[Stored items]
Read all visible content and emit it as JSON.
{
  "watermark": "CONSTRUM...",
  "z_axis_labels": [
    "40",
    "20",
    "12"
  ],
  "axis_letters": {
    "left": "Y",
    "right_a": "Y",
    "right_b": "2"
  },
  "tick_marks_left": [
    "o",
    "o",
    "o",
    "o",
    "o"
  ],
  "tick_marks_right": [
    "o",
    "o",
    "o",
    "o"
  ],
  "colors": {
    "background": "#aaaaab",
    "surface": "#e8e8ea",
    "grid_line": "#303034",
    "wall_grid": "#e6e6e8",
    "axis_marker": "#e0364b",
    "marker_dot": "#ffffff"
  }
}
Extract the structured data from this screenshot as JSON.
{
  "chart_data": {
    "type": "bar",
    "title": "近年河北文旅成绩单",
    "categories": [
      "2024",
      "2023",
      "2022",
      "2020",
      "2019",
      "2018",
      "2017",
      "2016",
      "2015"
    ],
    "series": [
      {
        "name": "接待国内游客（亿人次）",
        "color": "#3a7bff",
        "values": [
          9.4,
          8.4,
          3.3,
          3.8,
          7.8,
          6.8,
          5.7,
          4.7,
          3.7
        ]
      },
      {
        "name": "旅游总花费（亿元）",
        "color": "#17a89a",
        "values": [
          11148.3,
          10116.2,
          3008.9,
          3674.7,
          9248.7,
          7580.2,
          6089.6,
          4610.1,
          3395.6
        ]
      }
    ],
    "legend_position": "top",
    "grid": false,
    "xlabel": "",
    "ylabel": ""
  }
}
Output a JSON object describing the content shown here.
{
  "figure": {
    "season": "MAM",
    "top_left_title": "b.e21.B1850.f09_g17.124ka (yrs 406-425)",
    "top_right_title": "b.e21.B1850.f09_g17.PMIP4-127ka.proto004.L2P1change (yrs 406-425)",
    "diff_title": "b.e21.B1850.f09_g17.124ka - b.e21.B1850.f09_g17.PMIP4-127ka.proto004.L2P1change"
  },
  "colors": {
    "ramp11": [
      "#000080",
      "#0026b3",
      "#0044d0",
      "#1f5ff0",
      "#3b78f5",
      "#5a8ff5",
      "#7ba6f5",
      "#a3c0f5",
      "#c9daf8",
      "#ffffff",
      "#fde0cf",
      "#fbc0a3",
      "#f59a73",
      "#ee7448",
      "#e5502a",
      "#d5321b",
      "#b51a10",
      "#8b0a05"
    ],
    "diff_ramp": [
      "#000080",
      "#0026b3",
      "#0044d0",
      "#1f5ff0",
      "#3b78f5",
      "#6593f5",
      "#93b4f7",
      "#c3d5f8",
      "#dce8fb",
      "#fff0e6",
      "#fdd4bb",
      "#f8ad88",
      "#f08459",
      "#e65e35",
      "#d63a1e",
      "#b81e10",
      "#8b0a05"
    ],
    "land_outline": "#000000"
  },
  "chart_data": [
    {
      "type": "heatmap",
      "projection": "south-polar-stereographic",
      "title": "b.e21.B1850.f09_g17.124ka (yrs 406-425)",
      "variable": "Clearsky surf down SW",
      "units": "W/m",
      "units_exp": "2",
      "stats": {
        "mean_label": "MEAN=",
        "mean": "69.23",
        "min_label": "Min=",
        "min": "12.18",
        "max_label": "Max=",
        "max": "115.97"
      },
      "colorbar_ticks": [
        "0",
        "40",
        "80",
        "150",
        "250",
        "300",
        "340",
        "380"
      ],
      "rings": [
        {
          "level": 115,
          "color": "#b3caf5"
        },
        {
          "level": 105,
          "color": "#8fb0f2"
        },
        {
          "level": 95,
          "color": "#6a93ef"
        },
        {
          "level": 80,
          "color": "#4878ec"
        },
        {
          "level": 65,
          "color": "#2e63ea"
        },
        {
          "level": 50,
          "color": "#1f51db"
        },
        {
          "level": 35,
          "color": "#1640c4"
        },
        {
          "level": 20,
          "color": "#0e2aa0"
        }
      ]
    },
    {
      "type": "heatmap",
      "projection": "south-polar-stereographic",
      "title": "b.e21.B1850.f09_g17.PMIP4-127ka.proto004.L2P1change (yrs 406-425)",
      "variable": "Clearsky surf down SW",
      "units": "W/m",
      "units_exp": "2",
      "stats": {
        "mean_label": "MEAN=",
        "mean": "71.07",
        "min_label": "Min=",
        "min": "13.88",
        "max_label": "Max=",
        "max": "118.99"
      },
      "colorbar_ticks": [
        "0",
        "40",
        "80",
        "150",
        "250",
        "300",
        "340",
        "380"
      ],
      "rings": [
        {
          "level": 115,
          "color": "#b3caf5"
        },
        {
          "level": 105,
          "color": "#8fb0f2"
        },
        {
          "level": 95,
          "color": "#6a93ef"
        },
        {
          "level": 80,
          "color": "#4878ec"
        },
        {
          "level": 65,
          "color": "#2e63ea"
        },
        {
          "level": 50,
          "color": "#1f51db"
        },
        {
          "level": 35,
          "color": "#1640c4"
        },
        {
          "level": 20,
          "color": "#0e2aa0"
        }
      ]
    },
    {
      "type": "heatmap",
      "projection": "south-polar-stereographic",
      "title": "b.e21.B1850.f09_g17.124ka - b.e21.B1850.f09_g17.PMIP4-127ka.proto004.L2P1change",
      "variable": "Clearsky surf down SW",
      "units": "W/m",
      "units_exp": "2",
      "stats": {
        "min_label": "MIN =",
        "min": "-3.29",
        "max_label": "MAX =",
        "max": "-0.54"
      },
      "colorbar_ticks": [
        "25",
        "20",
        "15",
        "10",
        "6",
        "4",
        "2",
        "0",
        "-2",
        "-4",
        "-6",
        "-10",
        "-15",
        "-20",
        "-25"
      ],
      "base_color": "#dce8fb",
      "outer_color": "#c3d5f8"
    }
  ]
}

**What to do**. Please output the entries above, every line exactly as it reads.

**Output of the task**.
Read all visible content and emit it as JSON.
{
  "watermark": "CONSTRUM...",
  "z_axis_labels": [
    "40",
    "20",
    "12"
  ],
  "axis_letters": {
    "left": "Y",
    "right_a": "Y",
    "right_b": "2"
  },
  "tick_marks_left": [
    "o",
    "o",
    "o",
    "o",
    "o"
  ],
  "tick_marks_right": [
    "o",
    "o",
    "o",
    "o"
  ],
  "colors": {
    "background": "#aaaaab",
    "surface": "#e8e8ea",
    "grid_line": "#303034",
    "wall_grid": "#e6e6e8",
    "axis_marker": "#e0364b",
    "marker_dot": "#ffffff"
  }
}
Extract the structured data from this screenshot as JSON.
{
  "chart_data": {
    "type": "bar",
    "title": "近年河北文旅成绩单",
    "categories": [
      "2024",
      "2023",
      "2022",
      "2020",
      "2019",
      "2018",
      "2017",
      "2016",
      "2015"
    ],
    "series": [
      {
        "name": "接待国内游客（亿人次）",
        "color": "#3a7bff",
        "values": [
          9.4,
          8.4,
          3.3,
          3.8,
          7.8,
          6.8,
          5.7,
          4.7,
          3.7
        ]
      },
      {
        "name": "旅游总花费（亿元）",
        "color": "#17a89a",
        "values": [
          11148.3,
          10116.2,
          3008.9,
          3674.7,
          9248.7,
          7580.2,
          6089.6,
          4610.1,
          3395.6
        ]
      }
    ],
    "legend_position": "top",
    "grid": false,
    "xlabel": "",
    "ylabel": ""
  }
}
Output a JSON object describing the content shown here.
{
  "figure": {
    "season": "MAM",
    "top_left_title": "b.e21.B1850.f09_g17.124ka (yrs 406-425)",
    "top_right_title": "b.e21.B1850.f09_g17.PMIP4-127ka.proto004.L2P1change (yrs 406-425)",
    "diff_title": "b.e21.B1850.f09_g17.124ka - b.e21.B1850.f09_g17.PMIP4-127ka.proto004.L2P1change"
  },
  "colors": {
    "ramp11": [
      "#000080",
      "#0026b3",
      "#0044d0",
      "#1f5ff0",
      "#3b78f5",
      "#5a8ff5",
      "#7ba6f5",
      "#a3c0f5",
      "#c9daf8",
      "#ffffff",
      "#fde0cf",
      "#fbc0a3",
      "#f59a73",
      "#ee7448",
      "#e5502a",
      "#d5321b",
      "#b51a10",
      "#8b0a05"
    ],
    "diff_ramp": [
      "#000080",
      "#0026b3",
      "#0044d0",
      "#1f5ff0",
      "#3b78f5",
      "#6593f5",
      "#93b4f7",
      "#c3d5f8",
      "#dce8fb",
      "#fff0e6",
      "#fdd4bb",
      "#f8ad88",
      "#f08459",
      "#e65e35",
      "#d63a1e",
      "#b81e10",
      "#8b0a05"
    ],
    "land_outline": "#000000"
  },
  "chart_data": [
    {
      "type": "heatmap",
      "projection": "south-polar-stereographic",
      "title": "b.e21.B1850.f09_g17.124ka (yrs 406-425)",
      "variable": "Clearsky surf down SW",
      "units": "W/m",
      "units_exp": "2",
      "stats": {
        "mean_label": "MEAN=",
        "mean": "69.23",
        "min_label": "Min=",
        "min": "12.18",
        "max_label": "Max=",
        "max": "115.97"
      },
      "colorbar_ticks": [
        "0",
        "40",
        "80",
        "150",
        "250",
        "300",
        "340",
        "380"
      ],
      "rings": [
        {
          "level": 115,
          "color": "#b3caf5"
        },
        {
          "level": 105,
          "color": "#8fb0f2"
        },
        {
          "level": 95,
          "color": "#6a93ef"
        },
        {
          "level": 80,
          "color": "#4878ec"
        },
        {
          "level": 65,
          "color": "#2e63ea"
        },
        {
          "level": 50,
          "color": "#1f51db"
        },
        {
          "level": 35,
          "color": "#1640c4"
        },
        {
          "level": 20,
          "color": "#0e2aa0"
        }
      ]
    },
    {
      "type": "heatmap",
      "projection": "south-polar-stereographic",
      "title": "b.e21.B1850.f09_g17.PMIP4-127ka.proto004.L2P1change (yrs 406-425)",
      "variable": "Clearsky surf down SW",
      "units": "W/m",
      "units_exp": "2",
      "stats": {
        "mean_label": "MEAN=",
        "mean": "71.07",
        "min_label": "Min=",
        "min": "13.88",
        "max_label": "Max=",
        "max": "118.99"
      },
      "colorbar_ticks": [
        "0",
        "40",
        "80",
        "150",
        "250",
        "300",
        "340",
        "380"
      ],
      "rings": [
        {
          "level": 115,
          "color": "#b3caf5"
        },
        {
          "level": 105,
          "color": "#8fb0f2"
        },
        {
          "level": 95,
          "color": "#6a93ef"
        },
        {
          "level": 80,
          "color": "#4878ec"
        },
        {
          "level": 65,
          "color": "#2e63ea"
        },
        {
          "level": 50,
          "color": "#1f51db"
        },
        {
          "level": 35,
          "color": "#1640c4"
        },
        {
          "level": 20,
          "color": "#0e2aa0"
        }
      ]
    },
    {
      "type": "heatmap",
      "projection": "south-polar-stereographic",
      "title": "b.e21.B1850.f09_g17.124ka - b.e21.B1850.f09_g17.PMIP4-127ka.proto004.L2P1change",
      "variable": "Clearsky surf down SW",
      "units": "W/m",
      "units_exp": "2",
      "stats": {
        "min_label": "MIN =",
        "min": "-3.29",
        "max_label": "MAX =",
        "max": "-0.54"
      },
      "colorbar_ticks": [
        "25",
        "20",
        "15",
        "10",
        "6",
        "4",
        "2",
        "0",
        "-2",
        "-4",
        "-6",
        "-10",
        "-15",
        "-20",
        "-25"
      ],
      "base_color": "#dce8fb",
      "outer_color": "#c3d5f8"
    }
  ]
}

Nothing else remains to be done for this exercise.